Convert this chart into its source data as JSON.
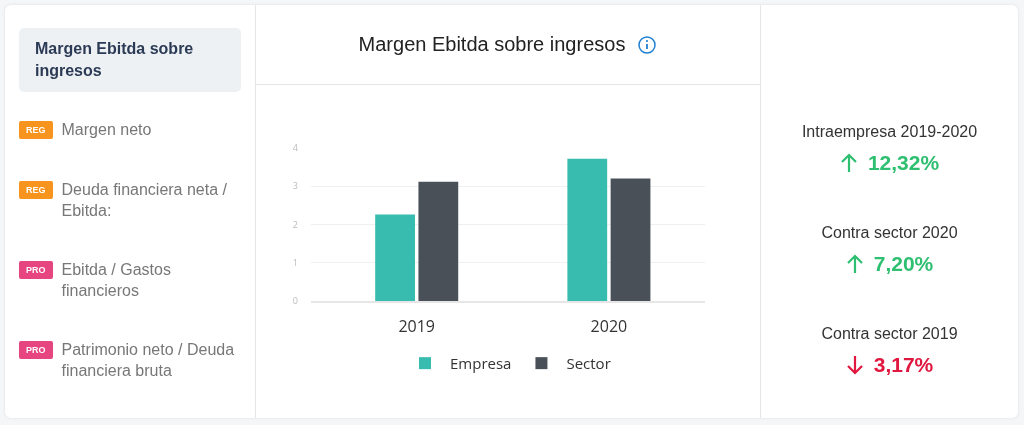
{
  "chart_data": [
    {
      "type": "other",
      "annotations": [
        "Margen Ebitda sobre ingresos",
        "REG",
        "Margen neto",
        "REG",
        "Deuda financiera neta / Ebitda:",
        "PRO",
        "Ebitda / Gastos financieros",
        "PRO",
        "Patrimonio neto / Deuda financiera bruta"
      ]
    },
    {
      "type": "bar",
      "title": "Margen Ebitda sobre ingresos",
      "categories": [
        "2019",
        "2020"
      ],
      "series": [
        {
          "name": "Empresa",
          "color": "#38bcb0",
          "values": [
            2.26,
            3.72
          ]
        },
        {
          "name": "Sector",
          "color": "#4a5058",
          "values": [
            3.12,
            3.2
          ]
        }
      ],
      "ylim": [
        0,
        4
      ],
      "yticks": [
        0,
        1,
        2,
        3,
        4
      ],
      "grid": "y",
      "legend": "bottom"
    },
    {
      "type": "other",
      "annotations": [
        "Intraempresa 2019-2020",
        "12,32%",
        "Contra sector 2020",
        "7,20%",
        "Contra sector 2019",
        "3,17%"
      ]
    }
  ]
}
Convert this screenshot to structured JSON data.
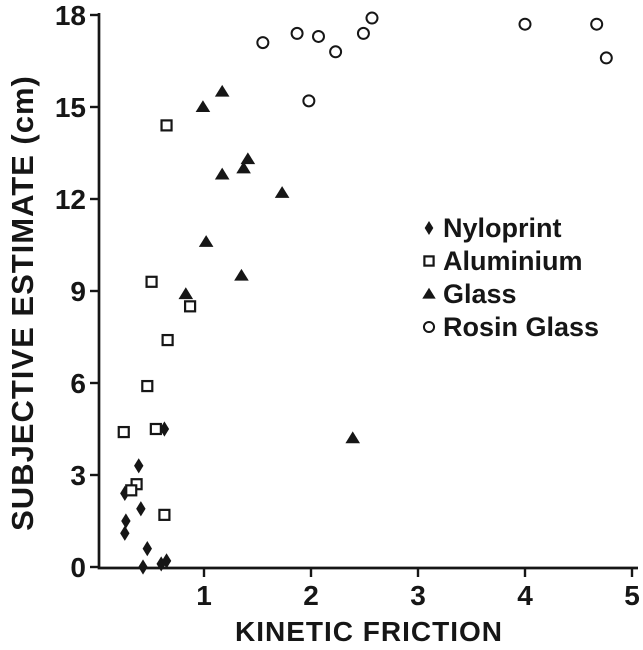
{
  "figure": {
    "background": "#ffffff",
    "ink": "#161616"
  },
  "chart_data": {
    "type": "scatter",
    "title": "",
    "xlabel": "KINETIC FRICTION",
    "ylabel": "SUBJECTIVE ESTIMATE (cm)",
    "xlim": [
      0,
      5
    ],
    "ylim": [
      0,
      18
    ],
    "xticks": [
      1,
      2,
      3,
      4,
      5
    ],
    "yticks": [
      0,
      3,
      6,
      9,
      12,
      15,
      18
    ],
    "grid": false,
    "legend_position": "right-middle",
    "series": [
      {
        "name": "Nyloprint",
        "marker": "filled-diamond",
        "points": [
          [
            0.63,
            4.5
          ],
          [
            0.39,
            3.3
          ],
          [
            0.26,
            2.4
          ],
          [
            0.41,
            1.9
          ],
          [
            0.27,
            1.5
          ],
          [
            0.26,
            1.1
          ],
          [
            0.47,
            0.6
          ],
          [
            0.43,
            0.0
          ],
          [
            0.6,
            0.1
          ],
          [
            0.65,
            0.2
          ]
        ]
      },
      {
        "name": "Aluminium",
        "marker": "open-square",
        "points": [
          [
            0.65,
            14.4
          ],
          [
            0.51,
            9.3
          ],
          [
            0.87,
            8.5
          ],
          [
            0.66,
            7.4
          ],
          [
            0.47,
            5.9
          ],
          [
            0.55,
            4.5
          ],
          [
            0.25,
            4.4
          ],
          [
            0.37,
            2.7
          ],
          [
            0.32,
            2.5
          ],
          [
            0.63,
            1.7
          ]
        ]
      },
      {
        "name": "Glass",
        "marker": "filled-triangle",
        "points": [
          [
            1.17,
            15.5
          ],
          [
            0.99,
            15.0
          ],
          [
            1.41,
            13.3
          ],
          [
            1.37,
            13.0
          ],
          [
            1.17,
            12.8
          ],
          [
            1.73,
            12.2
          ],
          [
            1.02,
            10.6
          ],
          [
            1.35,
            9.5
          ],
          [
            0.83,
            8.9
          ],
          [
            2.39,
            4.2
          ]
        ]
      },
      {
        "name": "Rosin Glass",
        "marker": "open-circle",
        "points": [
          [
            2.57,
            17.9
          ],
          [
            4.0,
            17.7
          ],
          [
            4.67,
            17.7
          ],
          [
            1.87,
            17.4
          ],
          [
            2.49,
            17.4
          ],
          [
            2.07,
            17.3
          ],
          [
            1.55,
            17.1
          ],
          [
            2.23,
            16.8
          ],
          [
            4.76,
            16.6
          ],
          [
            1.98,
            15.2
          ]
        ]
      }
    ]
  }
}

## AIM
Above are the records; copy every line in them that holds the word "filled".

## EXERCISE ANSWER
        "marker": "filled-diamond",
        "marker": "filled-triangle",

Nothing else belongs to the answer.